What you need to do:
Search the listing below for the string "评分说明" and show each line that contains it.

Data for this exercise:
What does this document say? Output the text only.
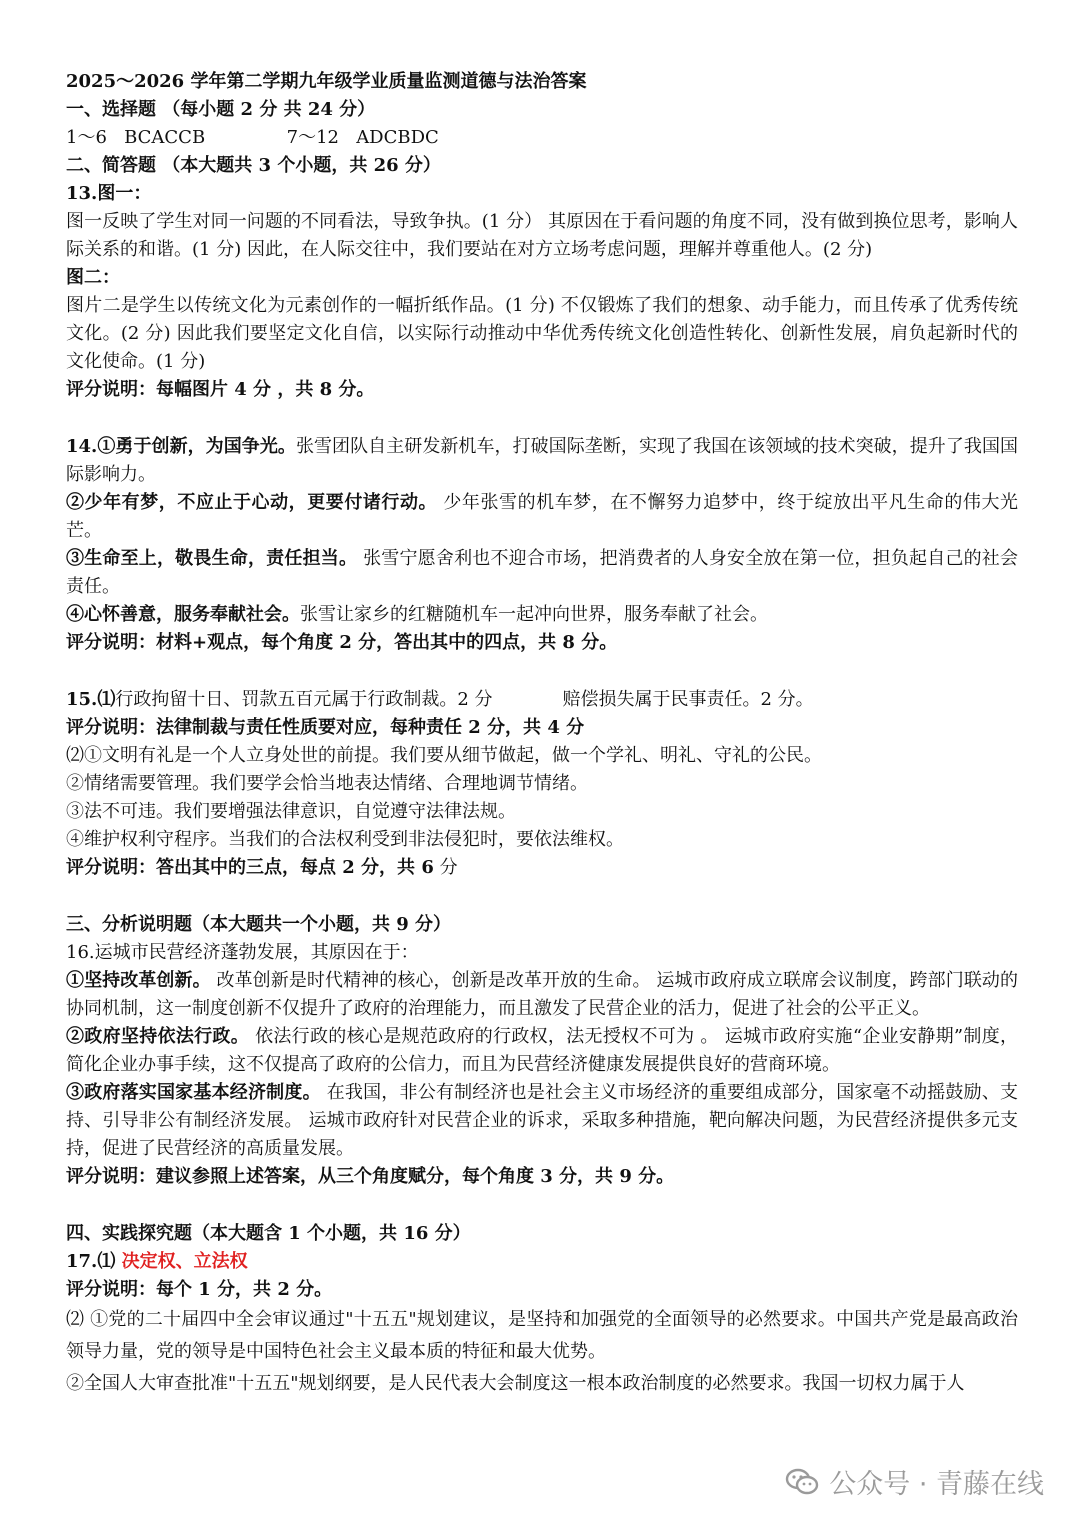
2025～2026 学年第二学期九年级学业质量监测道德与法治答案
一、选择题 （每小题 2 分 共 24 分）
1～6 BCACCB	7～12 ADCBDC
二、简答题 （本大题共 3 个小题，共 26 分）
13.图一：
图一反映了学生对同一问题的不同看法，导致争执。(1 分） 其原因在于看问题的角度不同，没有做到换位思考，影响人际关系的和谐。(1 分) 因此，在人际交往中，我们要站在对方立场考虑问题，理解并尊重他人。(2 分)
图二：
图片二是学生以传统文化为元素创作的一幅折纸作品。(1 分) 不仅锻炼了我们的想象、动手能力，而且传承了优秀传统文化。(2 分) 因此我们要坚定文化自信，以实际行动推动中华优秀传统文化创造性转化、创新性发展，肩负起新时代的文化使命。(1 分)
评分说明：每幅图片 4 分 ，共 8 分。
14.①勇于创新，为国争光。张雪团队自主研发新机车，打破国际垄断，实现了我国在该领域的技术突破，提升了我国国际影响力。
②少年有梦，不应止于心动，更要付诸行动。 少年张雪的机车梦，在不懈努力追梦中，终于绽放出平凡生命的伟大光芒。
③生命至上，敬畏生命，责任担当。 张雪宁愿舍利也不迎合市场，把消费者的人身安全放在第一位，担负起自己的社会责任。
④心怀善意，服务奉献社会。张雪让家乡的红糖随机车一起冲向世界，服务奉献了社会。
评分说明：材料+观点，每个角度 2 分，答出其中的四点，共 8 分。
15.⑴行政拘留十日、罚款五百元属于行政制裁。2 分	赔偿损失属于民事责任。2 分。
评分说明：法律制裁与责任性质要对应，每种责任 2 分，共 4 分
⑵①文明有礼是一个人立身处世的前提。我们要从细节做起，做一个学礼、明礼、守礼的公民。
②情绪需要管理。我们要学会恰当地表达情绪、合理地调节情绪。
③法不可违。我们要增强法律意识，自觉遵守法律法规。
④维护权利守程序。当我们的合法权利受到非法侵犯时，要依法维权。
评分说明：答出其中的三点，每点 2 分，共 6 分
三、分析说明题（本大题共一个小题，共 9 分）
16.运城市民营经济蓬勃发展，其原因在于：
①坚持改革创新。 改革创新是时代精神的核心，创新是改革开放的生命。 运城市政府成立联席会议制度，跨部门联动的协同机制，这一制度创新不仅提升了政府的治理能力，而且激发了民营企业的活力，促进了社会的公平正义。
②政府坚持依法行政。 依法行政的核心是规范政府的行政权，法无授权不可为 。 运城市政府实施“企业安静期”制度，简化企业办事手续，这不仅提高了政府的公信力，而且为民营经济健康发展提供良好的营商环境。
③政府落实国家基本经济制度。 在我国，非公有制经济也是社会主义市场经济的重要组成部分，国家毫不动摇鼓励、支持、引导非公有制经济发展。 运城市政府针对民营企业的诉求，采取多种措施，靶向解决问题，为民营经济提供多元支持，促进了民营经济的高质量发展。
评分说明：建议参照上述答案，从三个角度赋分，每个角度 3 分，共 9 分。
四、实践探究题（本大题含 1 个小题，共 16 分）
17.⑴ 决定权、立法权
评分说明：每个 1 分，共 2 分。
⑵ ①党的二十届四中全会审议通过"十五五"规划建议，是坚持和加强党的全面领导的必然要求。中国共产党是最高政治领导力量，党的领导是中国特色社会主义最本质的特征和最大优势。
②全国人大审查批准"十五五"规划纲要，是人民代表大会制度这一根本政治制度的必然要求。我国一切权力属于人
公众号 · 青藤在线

Output for this task:
评分说明：每幅图片 4 分 ，共 8 分。
评分说明：材料+观点，每个角度 2 分，答出其中的四点，共 8 分。
评分说明：法律制裁与责任性质要对应，每种责任 2 分，共 4 分
评分说明：答出其中的三点，每点 2 分，共 6 分
评分说明：建议参照上述答案，从三个角度赋分，每个角度 3 分，共 9 分。
评分说明：每个 1 分，共 2 分。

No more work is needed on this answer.